- **PROBLEM DETAILS**
Print every line of the entries below verbatim, leaving out the pictures.

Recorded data
※ ※ ※

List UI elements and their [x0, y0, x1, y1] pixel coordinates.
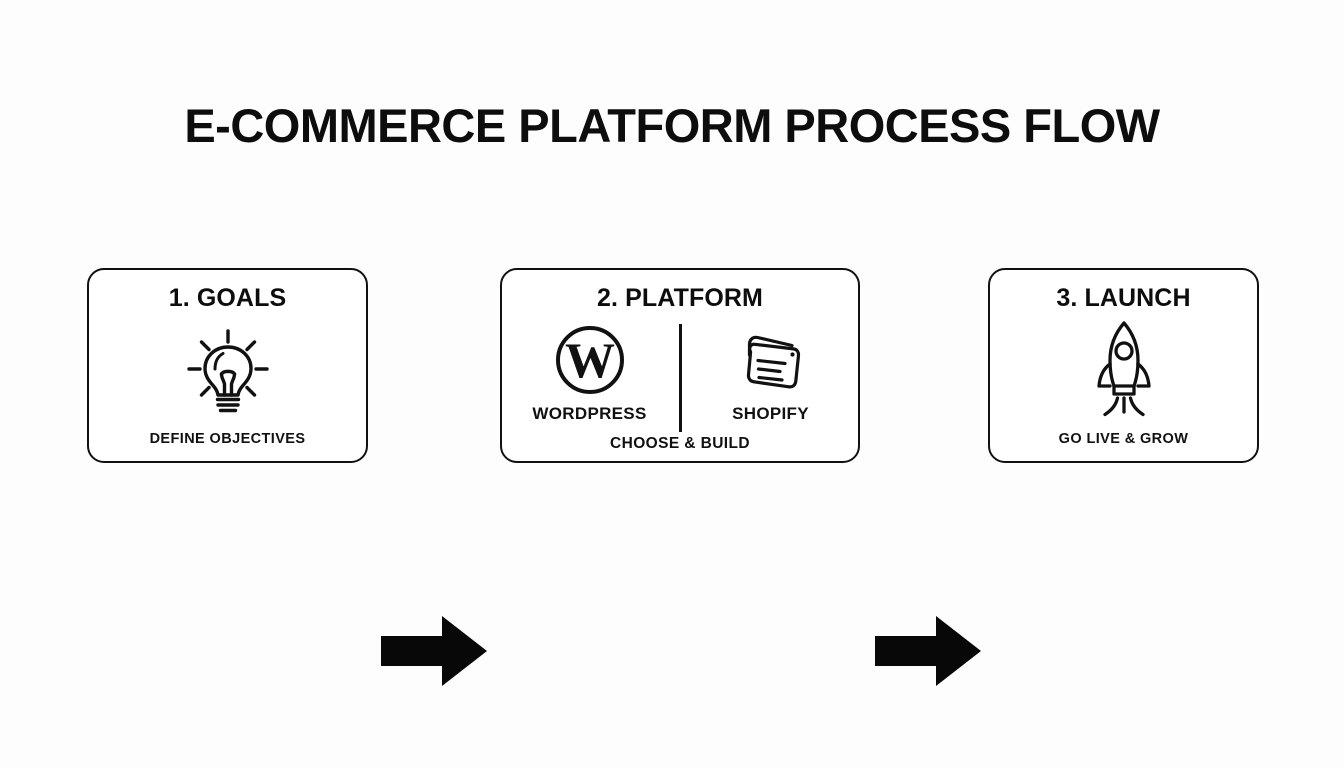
step-title-goals: 1. GOALS: [89, 284, 366, 313]
step-caption-platform: CHOOSE & BUILD: [502, 435, 858, 453]
platform-label-wordpress: WORDPRESS: [532, 404, 646, 424]
platform-label-shopify: SHOPIFY: [732, 404, 809, 424]
platform-divider: [679, 324, 682, 432]
step-card-launch[interactable]: 3. LAUNCH: [988, 268, 1259, 463]
rocket-icon: [990, 320, 1257, 418]
step-caption-launch: GO LIVE & GROW: [990, 431, 1257, 447]
shopify-bag-icon: [735, 322, 807, 398]
wordpress-logo-icon: W: [554, 322, 626, 398]
platform-options: W WORDPRESS: [502, 322, 858, 437]
arrow-right-2-icon: [873, 613, 983, 694]
process-flow-row: 1. GOALS: [0, 268, 1344, 464]
page-title: E-COMMERCE PLATFORM PROCESS FLOW: [0, 102, 1344, 149]
arrow-right-1-icon: [379, 613, 489, 694]
step-card-platform[interactable]: 2. PLATFORM W WORDPRESS: [500, 268, 860, 463]
step-caption-goals: DEFINE OBJECTIVES: [89, 431, 366, 447]
step-card-goals[interactable]: 1. GOALS: [87, 268, 368, 463]
diagram-canvas: E-COMMERCE PLATFORM PROCESS FLOW 1. GOAL…: [0, 0, 1344, 768]
platform-option-wordpress[interactable]: W WORDPRESS: [515, 322, 665, 424]
platform-option-shopify[interactable]: SHOPIFY: [696, 322, 846, 424]
svg-text:W: W: [565, 332, 615, 388]
step-title-launch: 3. LAUNCH: [990, 284, 1257, 313]
step-title-platform: 2. PLATFORM: [502, 284, 858, 313]
lightbulb-icon: [89, 325, 366, 417]
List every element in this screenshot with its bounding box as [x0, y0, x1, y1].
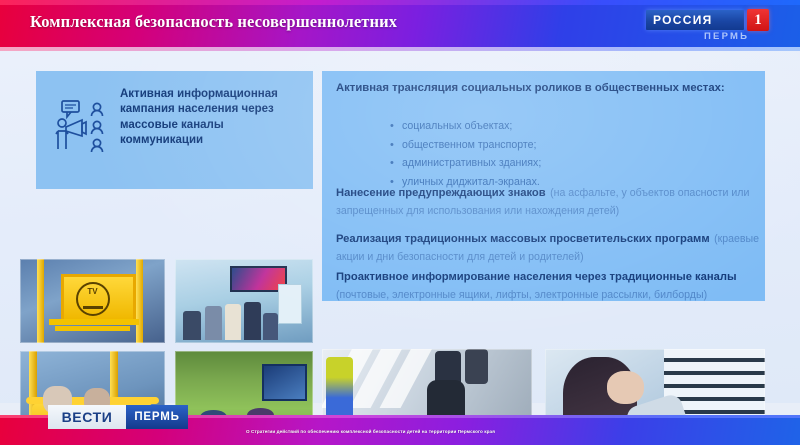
list-item: административных зданиях;	[390, 154, 790, 173]
concept-card-text: Активная информационная кампания населен…	[120, 87, 305, 148]
channel-logo-plate: РОССИЯ	[646, 10, 744, 30]
photo-waiting-room-tv	[175, 259, 313, 343]
page-title: Комплексная безопасность несовершеннолет…	[30, 12, 397, 32]
text-panel: Активная трансляция социальных роликов в…	[322, 71, 765, 301]
measure-title: Нанесение предупреждающих знаков	[336, 187, 546, 199]
program-region-label: ПЕРМЬ	[126, 405, 188, 429]
list-item: общественном транспорте;	[390, 136, 790, 155]
program-name-plate: ВЕСТИ	[48, 405, 126, 429]
broadcast-locations-list: социальных объектах; общественном трансп…	[350, 117, 790, 191]
program-name-label: ВЕСТИ	[48, 405, 126, 429]
megaphone-audience-icon	[50, 98, 112, 160]
channel-name-label: РОССИЯ	[653, 13, 713, 27]
channel-region-label: ПЕРМЬ	[704, 31, 749, 42]
program-logo: ВЕСТИ ПЕРМЬ	[48, 405, 188, 429]
program-region-plate: ПЕРМЬ	[126, 405, 188, 429]
measure-block-traditional-channels: Проактивное информирование населения чер…	[336, 267, 760, 303]
photo-bus-tv-screen: TV	[20, 259, 165, 343]
concept-card: Активная информационная кампания населен…	[36, 71, 313, 189]
channel-logo: РОССИЯ 1 ПЕРМЬ	[646, 10, 776, 44]
measure-detail: (почтовые, электронные ящики, лифты, эле…	[336, 289, 707, 301]
list-item: социальных объектах;	[390, 117, 790, 136]
measure-title: Проактивное информирование населения чер…	[336, 271, 737, 283]
text-panel-heading: Активная трансляция социальных роликов в…	[336, 81, 754, 95]
tv-broadcast-screen: Комплексная безопасность несовершеннолет…	[0, 0, 800, 445]
measure-block-education-programs: Реализация традиционных массовых просвет…	[336, 229, 760, 265]
ticker-caption: О Стратегии действий по обеспечению комп…	[246, 429, 576, 434]
presentation-slide: Активная информационная кампания населен…	[0, 51, 800, 403]
measure-block-warning-signs: Нанесение предупреждающих знаков (на асф…	[336, 183, 760, 219]
measure-title: Реализация традиционных массовых просвет…	[336, 233, 710, 245]
channel-number-badge: 1	[747, 9, 769, 31]
channel-number-label: 1	[747, 9, 769, 31]
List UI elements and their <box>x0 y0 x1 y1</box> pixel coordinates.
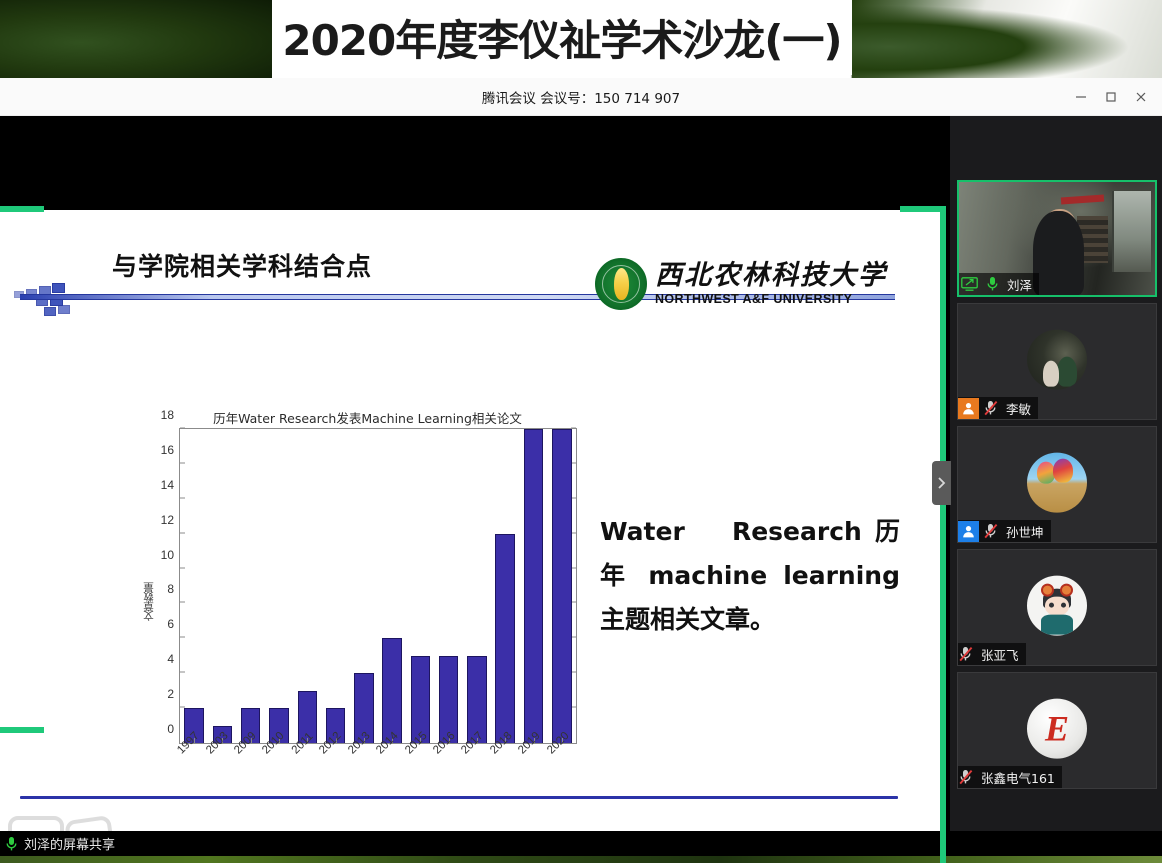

※ ※ ※

- **ANSWER BELOW**
List UI elements and their [x0, y0, x1, y1] pixel coordinates.
step-title-goals: 1. GOALS: [89, 284, 366, 313]
step-caption-platform: CHOOSE & BUILD: [502, 435, 858, 453]
platform-label-wordpress: WORDPRESS: [532, 404, 646, 424]
platform-label-shopify: SHOPIFY: [732, 404, 809, 424]
platform-divider: [679, 324, 682, 432]
step-card-launch[interactable]: 3. LAUNCH: [988, 268, 1259, 463]
rocket-icon: [990, 320, 1257, 418]
step-caption-launch: GO LIVE & GROW: [990, 431, 1257, 447]
shopify-bag-icon: [735, 322, 807, 398]
wordpress-logo-icon: W: [554, 322, 626, 398]
platform-options: W WORDPRESS: [502, 322, 858, 437]
arrow-right-2-icon: [873, 613, 983, 694]
process-flow-row: 1. GOALS: [0, 268, 1344, 464]
page-title: E-COMMERCE PLATFORM PROCESS FLOW: [0, 102, 1344, 149]
arrow-right-1-icon: [379, 613, 489, 694]
step-card-platform[interactable]: 2. PLATFORM W WORDPRESS: [500, 268, 860, 463]
step-caption-goals: DEFINE OBJECTIVES: [89, 431, 366, 447]
step-card-goals[interactable]: 1. GOALS: [87, 268, 368, 463]
diagram-canvas: E-COMMERCE PLATFORM PROCESS FLOW 1. GOAL…: [0, 0, 1344, 768]
platform-option-wordpress[interactable]: W WORDPRESS: [515, 322, 665, 424]
platform-option-shopify[interactable]: SHOPIFY: [696, 322, 846, 424]
svg-text:W: W: [565, 332, 615, 388]
step-title-launch: 3. LAUNCH: [990, 284, 1257, 313]
step-title-platform: 2. PLATFORM: [502, 284, 858, 313]
lightbulb-icon: [89, 325, 366, 417]
List every element in this screenshot with its bounding box as [x0, y0, x1, y1].
list-item: административных зданиях;	[390, 154, 790, 173]
concept-card-text: Активная информационная кампания населен…	[120, 87, 305, 148]
channel-logo-plate: РОССИЯ	[646, 10, 744, 30]
photo-waiting-room-tv	[175, 259, 313, 343]
page-title: Комплексная безопасность несовершеннолет…	[30, 12, 397, 32]
text-panel: Активная трансляция социальных роликов в…	[322, 71, 765, 301]
measure-title: Нанесение предупреждающих знаков	[336, 187, 546, 199]
program-region-label: ПЕРМЬ	[126, 405, 188, 429]
list-item: общественном транспорте;	[390, 136, 790, 155]
program-name-plate: ВЕСТИ	[48, 405, 126, 429]
broadcast-locations-list: социальных объектах; общественном трансп…	[350, 117, 790, 191]
program-name-label: ВЕСТИ	[48, 405, 126, 429]
megaphone-audience-icon	[50, 98, 112, 160]
channel-name-label: РОССИЯ	[653, 13, 713, 27]
channel-region-label: ПЕРМЬ	[704, 31, 749, 42]
program-logo: ВЕСТИ ПЕРМЬ	[48, 405, 188, 429]
program-region-plate: ПЕРМЬ	[126, 405, 188, 429]
measure-block-traditional-channels: Проактивное информирование населения чер…	[336, 267, 760, 303]
photo-bus-tv-screen: TV	[20, 259, 165, 343]
concept-card: Активная информационная кампания населен…	[36, 71, 313, 189]
channel-logo: РОССИЯ 1 ПЕРМЬ	[646, 10, 776, 44]
measure-detail: (почтовые, электронные ящики, лифты, эле…	[336, 289, 707, 301]
list-item: социальных объектах;	[390, 117, 790, 136]
measure-title: Проактивное информирование населения чер…	[336, 271, 737, 283]
text-panel-heading: Активная трансляция социальных роликов в…	[336, 81, 754, 95]
tv-broadcast-screen: Комплексная безопасность несовершеннолет…	[0, 0, 800, 445]
measure-block-education-programs: Реализация традиционных массовых просвет…	[336, 229, 760, 265]
ticker-caption: О Стратегии действий по обеспечению комп…	[246, 429, 576, 434]
presentation-slide: Активная информационная кампания населен…	[0, 51, 800, 403]
measure-block-warning-signs: Нанесение предупреждающих знаков (на асф…	[336, 183, 760, 219]
measure-title: Реализация традиционных массовых просвет…	[336, 233, 710, 245]
channel-number-badge: 1	[747, 9, 769, 31]
channel-number-label: 1	[747, 9, 769, 31]
List UI elements and their <box>x0 y0 x1 y1</box> pixel coordinates.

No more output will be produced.